**DIRECTIONS**
Your task is to locate every line holding the string "Employees" and to copy each of them.

>> Begin TASK INPUTS

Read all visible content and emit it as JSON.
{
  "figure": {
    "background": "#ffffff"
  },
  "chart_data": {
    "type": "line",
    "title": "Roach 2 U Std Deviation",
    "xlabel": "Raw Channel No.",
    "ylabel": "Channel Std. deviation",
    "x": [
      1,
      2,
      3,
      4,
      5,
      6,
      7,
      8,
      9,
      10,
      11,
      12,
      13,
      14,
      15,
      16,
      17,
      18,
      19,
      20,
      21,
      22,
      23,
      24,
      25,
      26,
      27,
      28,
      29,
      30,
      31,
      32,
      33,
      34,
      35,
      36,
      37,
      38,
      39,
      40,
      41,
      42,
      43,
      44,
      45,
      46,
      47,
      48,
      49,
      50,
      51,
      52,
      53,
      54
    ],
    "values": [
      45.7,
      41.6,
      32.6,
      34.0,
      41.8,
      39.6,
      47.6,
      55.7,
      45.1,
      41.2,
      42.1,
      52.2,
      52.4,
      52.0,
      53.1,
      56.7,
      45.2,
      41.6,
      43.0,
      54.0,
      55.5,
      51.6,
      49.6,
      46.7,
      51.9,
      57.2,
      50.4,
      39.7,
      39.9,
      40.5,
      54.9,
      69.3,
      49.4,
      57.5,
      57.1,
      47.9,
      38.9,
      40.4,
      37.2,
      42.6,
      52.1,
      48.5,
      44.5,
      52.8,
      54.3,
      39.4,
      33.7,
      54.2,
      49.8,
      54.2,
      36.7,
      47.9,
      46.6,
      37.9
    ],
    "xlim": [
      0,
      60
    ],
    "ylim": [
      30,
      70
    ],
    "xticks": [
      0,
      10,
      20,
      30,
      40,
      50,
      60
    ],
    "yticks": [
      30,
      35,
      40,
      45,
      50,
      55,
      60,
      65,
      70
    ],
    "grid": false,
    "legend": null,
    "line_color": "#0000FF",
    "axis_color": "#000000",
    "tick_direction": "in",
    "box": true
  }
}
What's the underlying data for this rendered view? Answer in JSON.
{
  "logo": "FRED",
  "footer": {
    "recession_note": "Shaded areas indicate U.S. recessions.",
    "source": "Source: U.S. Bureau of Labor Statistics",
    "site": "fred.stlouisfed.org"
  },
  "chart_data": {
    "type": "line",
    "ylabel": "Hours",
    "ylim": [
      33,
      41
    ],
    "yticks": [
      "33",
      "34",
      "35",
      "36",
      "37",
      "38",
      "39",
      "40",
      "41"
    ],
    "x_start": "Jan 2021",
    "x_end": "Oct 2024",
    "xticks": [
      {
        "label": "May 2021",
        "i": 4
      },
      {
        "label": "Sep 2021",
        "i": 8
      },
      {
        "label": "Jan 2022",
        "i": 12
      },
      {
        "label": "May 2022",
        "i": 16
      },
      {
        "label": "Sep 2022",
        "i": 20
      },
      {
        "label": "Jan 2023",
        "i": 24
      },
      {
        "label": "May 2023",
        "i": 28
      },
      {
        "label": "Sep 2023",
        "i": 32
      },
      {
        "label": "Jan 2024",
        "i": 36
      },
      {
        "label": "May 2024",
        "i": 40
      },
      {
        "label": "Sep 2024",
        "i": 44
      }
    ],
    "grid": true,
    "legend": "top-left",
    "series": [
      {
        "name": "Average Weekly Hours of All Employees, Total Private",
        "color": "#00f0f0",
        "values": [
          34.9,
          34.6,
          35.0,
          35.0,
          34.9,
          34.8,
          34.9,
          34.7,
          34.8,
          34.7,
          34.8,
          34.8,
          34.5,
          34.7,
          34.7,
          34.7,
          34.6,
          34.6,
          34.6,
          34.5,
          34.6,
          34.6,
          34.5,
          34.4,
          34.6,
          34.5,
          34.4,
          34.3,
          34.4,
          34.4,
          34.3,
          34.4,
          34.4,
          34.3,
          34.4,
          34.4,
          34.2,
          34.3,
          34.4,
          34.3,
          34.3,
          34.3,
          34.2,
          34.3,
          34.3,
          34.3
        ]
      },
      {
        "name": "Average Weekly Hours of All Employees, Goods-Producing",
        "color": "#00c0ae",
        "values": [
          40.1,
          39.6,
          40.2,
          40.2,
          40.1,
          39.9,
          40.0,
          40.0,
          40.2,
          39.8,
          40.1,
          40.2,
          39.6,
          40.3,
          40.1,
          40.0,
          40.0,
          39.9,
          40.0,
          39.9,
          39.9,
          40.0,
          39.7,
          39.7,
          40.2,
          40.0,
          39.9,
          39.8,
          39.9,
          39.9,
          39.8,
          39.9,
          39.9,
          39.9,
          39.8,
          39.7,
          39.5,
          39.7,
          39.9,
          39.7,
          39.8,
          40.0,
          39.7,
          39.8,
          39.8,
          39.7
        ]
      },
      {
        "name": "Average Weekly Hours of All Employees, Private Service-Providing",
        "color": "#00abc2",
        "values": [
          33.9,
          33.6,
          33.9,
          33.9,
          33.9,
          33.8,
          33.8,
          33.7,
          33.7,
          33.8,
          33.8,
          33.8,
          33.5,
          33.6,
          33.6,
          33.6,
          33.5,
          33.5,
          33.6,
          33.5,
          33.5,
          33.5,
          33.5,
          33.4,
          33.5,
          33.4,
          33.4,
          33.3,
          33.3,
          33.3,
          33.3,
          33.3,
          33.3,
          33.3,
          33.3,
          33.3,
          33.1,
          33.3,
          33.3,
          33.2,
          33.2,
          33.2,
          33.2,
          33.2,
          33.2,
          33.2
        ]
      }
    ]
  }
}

>> End TASK INPUTS

**WORKED SOLUTION**
        "name": "Average Weekly Hours of All Employees, Total Private",
        "name": "Average Weekly Hours of All Employees, Goods-Producing",
        "name": "Average Weekly Hours of All Employees, Private Service-Providing",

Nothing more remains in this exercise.